- What you will do -
Pull every line containing "kanalizace" from the entries.

(Stored data)
········
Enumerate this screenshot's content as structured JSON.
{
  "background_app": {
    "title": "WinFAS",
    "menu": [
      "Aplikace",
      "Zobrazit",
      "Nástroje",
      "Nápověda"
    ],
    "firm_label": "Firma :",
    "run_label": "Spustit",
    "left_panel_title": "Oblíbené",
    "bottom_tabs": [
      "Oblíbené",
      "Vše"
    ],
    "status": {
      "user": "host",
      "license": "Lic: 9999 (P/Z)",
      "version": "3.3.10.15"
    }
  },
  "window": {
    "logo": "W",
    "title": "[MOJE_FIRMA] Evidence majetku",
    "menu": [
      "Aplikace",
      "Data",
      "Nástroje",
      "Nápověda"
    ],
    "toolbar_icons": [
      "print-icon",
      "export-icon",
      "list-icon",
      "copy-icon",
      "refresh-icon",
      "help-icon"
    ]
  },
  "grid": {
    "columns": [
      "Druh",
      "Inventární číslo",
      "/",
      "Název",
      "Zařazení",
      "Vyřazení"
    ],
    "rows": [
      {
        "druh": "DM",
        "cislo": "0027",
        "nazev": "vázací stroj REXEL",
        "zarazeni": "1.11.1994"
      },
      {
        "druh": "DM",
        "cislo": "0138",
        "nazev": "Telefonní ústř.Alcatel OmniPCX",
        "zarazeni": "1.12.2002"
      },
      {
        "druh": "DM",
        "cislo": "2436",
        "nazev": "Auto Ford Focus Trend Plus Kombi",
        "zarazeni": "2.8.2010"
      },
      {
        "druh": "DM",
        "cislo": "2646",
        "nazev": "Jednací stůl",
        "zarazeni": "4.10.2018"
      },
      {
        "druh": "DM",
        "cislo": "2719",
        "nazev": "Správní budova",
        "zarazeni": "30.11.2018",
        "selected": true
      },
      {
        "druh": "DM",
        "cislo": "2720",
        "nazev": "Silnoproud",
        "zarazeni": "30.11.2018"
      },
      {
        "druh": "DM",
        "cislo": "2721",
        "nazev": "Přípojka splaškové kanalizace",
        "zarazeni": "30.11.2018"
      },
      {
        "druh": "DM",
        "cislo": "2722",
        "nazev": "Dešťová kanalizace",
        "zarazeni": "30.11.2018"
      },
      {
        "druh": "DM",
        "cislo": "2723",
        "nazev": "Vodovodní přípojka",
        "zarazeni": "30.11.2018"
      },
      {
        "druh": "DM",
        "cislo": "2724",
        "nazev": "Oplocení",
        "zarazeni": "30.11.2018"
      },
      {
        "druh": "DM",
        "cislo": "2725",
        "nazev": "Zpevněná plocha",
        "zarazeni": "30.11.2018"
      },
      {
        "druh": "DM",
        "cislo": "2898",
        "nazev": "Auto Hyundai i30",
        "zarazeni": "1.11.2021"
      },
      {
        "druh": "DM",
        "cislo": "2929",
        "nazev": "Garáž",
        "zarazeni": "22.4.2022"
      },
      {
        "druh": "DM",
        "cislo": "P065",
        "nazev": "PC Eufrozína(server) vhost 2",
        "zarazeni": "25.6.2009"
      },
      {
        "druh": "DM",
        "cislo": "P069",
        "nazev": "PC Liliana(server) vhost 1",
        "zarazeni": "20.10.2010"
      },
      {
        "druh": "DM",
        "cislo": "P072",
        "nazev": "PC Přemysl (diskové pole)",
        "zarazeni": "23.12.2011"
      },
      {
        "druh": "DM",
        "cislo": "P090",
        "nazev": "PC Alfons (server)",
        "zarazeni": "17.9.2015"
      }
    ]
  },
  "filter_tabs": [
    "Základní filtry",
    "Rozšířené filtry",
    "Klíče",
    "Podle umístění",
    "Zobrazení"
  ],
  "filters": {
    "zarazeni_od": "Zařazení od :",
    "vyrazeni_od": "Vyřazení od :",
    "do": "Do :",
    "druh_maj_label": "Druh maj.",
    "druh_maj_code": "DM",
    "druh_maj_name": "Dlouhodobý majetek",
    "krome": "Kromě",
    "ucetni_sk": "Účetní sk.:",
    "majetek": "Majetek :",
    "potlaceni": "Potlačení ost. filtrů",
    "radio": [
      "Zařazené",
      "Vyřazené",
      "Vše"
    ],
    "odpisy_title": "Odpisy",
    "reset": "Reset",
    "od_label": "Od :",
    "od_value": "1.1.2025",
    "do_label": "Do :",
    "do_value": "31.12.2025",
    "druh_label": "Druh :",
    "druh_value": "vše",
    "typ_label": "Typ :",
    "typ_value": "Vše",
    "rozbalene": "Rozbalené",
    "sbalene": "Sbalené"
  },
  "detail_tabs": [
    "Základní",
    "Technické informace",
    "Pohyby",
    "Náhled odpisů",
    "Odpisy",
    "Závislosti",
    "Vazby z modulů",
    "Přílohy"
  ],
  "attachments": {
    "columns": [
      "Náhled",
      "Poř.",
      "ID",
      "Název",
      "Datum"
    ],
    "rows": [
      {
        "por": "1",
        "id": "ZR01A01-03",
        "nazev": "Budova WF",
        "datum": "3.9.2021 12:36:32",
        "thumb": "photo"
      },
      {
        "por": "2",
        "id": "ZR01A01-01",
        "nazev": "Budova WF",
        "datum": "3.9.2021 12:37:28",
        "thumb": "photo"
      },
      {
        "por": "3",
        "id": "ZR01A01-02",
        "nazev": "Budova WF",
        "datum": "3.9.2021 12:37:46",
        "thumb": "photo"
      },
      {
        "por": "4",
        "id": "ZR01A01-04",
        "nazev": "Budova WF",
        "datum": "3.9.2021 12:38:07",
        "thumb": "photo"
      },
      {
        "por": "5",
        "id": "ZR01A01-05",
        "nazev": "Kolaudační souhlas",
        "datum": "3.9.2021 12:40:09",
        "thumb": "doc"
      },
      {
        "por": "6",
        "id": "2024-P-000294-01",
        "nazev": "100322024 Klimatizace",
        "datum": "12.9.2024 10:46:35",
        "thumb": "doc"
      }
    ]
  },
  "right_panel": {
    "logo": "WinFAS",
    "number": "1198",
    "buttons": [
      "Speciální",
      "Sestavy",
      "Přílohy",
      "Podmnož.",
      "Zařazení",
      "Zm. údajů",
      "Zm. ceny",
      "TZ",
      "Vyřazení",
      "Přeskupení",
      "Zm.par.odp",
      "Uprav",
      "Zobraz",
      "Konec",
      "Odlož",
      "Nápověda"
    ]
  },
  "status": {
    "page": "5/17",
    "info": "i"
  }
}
········
- Full output -
        "nazev": "Přípojka splaškové kanalizace",
        "nazev": "Dešťová kanalizace",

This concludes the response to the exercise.